-- Start --

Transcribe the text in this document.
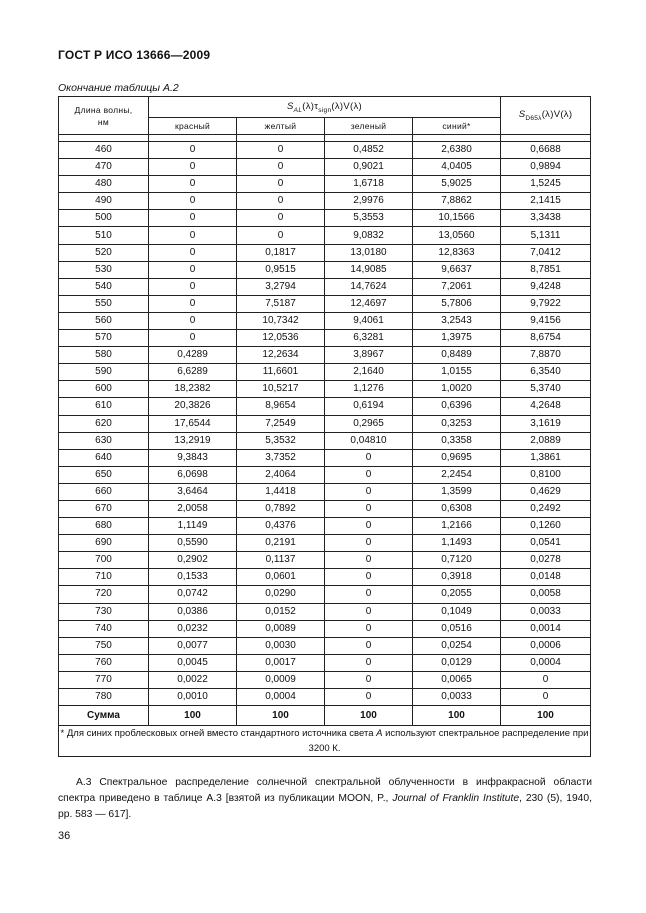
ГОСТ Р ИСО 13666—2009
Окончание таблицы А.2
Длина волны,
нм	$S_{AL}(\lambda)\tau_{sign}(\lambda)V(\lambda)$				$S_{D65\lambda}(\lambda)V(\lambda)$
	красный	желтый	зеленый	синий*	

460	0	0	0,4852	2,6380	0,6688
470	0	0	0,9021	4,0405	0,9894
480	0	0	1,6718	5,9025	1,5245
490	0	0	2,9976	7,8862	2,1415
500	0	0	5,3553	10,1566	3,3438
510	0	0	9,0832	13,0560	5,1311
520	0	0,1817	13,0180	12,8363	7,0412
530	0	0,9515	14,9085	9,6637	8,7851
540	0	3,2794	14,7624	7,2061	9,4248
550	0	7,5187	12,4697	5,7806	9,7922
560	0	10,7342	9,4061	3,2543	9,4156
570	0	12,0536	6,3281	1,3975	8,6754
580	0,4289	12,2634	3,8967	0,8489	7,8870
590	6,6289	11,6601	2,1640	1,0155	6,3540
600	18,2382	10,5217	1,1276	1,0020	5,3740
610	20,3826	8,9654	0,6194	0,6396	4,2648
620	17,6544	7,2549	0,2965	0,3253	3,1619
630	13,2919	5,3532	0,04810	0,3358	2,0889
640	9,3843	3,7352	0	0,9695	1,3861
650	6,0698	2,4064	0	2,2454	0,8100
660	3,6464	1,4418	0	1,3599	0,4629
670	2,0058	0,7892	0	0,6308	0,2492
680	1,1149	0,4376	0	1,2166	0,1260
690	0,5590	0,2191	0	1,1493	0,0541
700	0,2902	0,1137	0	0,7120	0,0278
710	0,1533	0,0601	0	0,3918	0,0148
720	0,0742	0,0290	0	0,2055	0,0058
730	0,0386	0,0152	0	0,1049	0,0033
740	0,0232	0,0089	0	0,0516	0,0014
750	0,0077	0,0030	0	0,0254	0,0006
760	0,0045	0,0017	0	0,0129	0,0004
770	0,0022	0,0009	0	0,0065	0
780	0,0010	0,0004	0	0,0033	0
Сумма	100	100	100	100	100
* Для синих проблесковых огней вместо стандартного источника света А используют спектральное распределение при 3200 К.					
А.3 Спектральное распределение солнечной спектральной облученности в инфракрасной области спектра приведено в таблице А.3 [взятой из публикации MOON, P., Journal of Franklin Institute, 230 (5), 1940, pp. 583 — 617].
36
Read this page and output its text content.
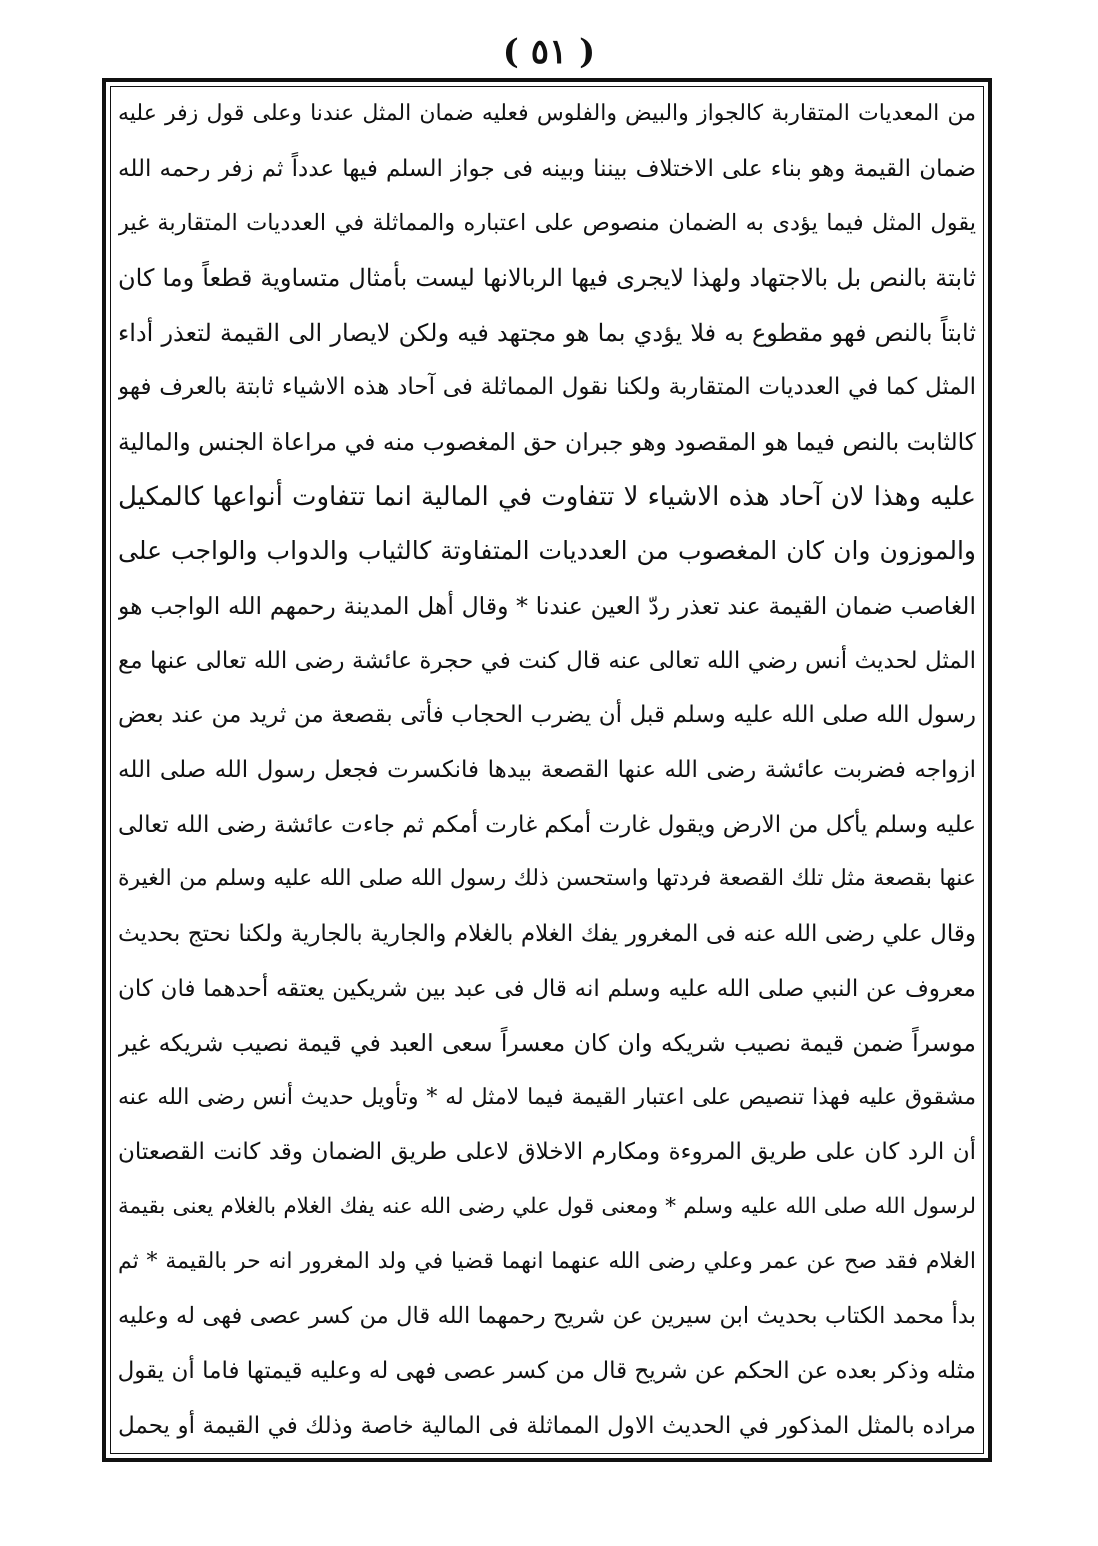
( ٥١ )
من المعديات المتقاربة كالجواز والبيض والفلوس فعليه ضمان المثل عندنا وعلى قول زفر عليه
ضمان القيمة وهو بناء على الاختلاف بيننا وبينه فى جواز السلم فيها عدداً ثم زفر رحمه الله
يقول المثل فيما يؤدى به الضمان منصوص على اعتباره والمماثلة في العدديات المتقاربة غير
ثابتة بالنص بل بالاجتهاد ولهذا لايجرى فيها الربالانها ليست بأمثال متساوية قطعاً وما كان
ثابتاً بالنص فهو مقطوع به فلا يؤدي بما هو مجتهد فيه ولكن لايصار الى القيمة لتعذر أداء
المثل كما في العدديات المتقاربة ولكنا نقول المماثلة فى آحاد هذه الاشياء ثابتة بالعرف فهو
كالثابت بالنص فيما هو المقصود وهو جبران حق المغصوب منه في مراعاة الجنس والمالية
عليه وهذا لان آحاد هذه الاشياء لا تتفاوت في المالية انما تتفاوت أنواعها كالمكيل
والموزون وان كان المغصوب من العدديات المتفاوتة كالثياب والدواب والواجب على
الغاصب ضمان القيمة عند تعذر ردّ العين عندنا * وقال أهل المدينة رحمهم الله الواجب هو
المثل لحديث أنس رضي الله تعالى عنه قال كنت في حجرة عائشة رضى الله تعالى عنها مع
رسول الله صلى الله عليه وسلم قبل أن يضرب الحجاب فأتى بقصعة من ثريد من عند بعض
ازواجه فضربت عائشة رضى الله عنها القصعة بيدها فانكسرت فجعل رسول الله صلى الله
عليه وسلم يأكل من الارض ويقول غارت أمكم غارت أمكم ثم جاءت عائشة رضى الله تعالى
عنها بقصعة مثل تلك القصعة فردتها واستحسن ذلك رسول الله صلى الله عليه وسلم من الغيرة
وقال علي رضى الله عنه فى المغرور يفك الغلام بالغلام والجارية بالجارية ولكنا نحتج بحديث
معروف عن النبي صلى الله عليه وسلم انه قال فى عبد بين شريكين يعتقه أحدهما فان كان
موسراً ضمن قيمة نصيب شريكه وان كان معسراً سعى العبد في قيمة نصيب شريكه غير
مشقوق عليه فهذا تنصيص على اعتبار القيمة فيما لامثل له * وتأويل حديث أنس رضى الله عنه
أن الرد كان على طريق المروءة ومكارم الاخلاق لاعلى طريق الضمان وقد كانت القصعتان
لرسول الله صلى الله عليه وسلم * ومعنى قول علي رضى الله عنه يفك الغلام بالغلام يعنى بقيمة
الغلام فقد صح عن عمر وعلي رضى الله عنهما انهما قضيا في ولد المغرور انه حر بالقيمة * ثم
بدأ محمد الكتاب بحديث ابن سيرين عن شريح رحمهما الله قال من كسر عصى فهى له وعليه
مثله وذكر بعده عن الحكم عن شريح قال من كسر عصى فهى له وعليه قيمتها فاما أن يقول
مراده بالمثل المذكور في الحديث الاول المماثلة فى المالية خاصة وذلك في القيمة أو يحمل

-- End --

▸ **Problem description**
Copy out all of the data word for word. Do not carry over any picture.

▸ **Output below**
Transcribe the text in this document.
ГОСТ Р ИСО 13666—2009
Окончание таблицы А.2
Длина волны,
нм	$S_{AL}(\lambda)\tau_{sign}(\lambda)V(\lambda)$				$S_{D65\lambda}(\lambda)V(\lambda)$
	красный	желтый	зеленый	синий*	

460	0	0	0,4852	2,6380	0,6688
470	0	0	0,9021	4,0405	0,9894
480	0	0	1,6718	5,9025	1,5245
490	0	0	2,9976	7,8862	2,1415
500	0	0	5,3553	10,1566	3,3438
510	0	0	9,0832	13,0560	5,1311
520	0	0,1817	13,0180	12,8363	7,0412
530	0	0,9515	14,9085	9,6637	8,7851
540	0	3,2794	14,7624	7,2061	9,4248
550	0	7,5187	12,4697	5,7806	9,7922
560	0	10,7342	9,4061	3,2543	9,4156
570	0	12,0536	6,3281	1,3975	8,6754
580	0,4289	12,2634	3,8967	0,8489	7,8870
590	6,6289	11,6601	2,1640	1,0155	6,3540
600	18,2382	10,5217	1,1276	1,0020	5,3740
610	20,3826	8,9654	0,6194	0,6396	4,2648
620	17,6544	7,2549	0,2965	0,3253	3,1619
630	13,2919	5,3532	0,04810	0,3358	2,0889
640	9,3843	3,7352	0	0,9695	1,3861
650	6,0698	2,4064	0	2,2454	0,8100
660	3,6464	1,4418	0	1,3599	0,4629
670	2,0058	0,7892	0	0,6308	0,2492
680	1,1149	0,4376	0	1,2166	0,1260
690	0,5590	0,2191	0	1,1493	0,0541
700	0,2902	0,1137	0	0,7120	0,0278
710	0,1533	0,0601	0	0,3918	0,0148
720	0,0742	0,0290	0	0,2055	0,0058
730	0,0386	0,0152	0	0,1049	0,0033
740	0,0232	0,0089	0	0,0516	0,0014
750	0,0077	0,0030	0	0,0254	0,0006
760	0,0045	0,0017	0	0,0129	0,0004
770	0,0022	0,0009	0	0,0065	0
780	0,0010	0,0004	0	0,0033	0
Сумма	100	100	100	100	100
* Для синих проблесковых огней вместо стандартного источника света А используют спектральное распределение при 3200 К.					
А.3 Спектральное распределение солнечной спектральной облученности в инфракрасной области спектра приведено в таблице А.3 [взятой из публикации MOON, P., Journal of Franklin Institute, 230 (5), 1940, pp. 583 — 617].
36
Read this page and output its text content.
( ٥١ )
من المعديات المتقاربة كالجواز والبيض والفلوس فعليه ضمان المثل عندنا وعلى قول زفر عليه
ضمان القيمة وهو بناء على الاختلاف بيننا وبينه فى جواز السلم فيها عدداً ثم زفر رحمه الله
يقول المثل فيما يؤدى به الضمان منصوص على اعتباره والمماثلة في العدديات المتقاربة غير
ثابتة بالنص بل بالاجتهاد ولهذا لايجرى فيها الربالانها ليست بأمثال متساوية قطعاً وما كان
ثابتاً بالنص فهو مقطوع به فلا يؤدي بما هو مجتهد فيه ولكن لايصار الى القيمة لتعذر أداء
المثل كما في العدديات المتقاربة ولكنا نقول المماثلة فى آحاد هذه الاشياء ثابتة بالعرف فهو
كالثابت بالنص فيما هو المقصود وهو جبران حق المغصوب منه في مراعاة الجنس والمالية
عليه وهذا لان آحاد هذه الاشياء لا تتفاوت في المالية انما تتفاوت أنواعها كالمكيل
والموزون وان كان المغصوب من العدديات المتفاوتة كالثياب والدواب والواجب على
الغاصب ضمان القيمة عند تعذر ردّ العين عندنا * وقال أهل المدينة رحمهم الله الواجب هو
المثل لحديث أنس رضي الله تعالى عنه قال كنت في حجرة عائشة رضى الله تعالى عنها مع
رسول الله صلى الله عليه وسلم قبل أن يضرب الحجاب فأتى بقصعة من ثريد من عند بعض
ازواجه فضربت عائشة رضى الله عنها القصعة بيدها فانكسرت فجعل رسول الله صلى الله
عليه وسلم يأكل من الارض ويقول غارت أمكم غارت أمكم ثم جاءت عائشة رضى الله تعالى
عنها بقصعة مثل تلك القصعة فردتها واستحسن ذلك رسول الله صلى الله عليه وسلم من الغيرة
وقال علي رضى الله عنه فى المغرور يفك الغلام بالغلام والجارية بالجارية ولكنا نحتج بحديث
معروف عن النبي صلى الله عليه وسلم انه قال فى عبد بين شريكين يعتقه أحدهما فان كان
موسراً ضمن قيمة نصيب شريكه وان كان معسراً سعى العبد في قيمة نصيب شريكه غير
مشقوق عليه فهذا تنصيص على اعتبار القيمة فيما لامثل له * وتأويل حديث أنس رضى الله عنه
أن الرد كان على طريق المروءة ومكارم الاخلاق لاعلى طريق الضمان وقد كانت القصعتان
لرسول الله صلى الله عليه وسلم * ومعنى قول علي رضى الله عنه يفك الغلام بالغلام يعنى بقيمة
الغلام فقد صح عن عمر وعلي رضى الله عنهما انهما قضيا في ولد المغرور انه حر بالقيمة * ثم
بدأ محمد الكتاب بحديث ابن سيرين عن شريح رحمهما الله قال من كسر عصى فهى له وعليه
مثله وذكر بعده عن الحكم عن شريح قال من كسر عصى فهى له وعليه قيمتها فاما أن يقول
مراده بالمثل المذكور في الحديث الاول المماثلة فى المالية خاصة وذلك في القيمة أو يحمل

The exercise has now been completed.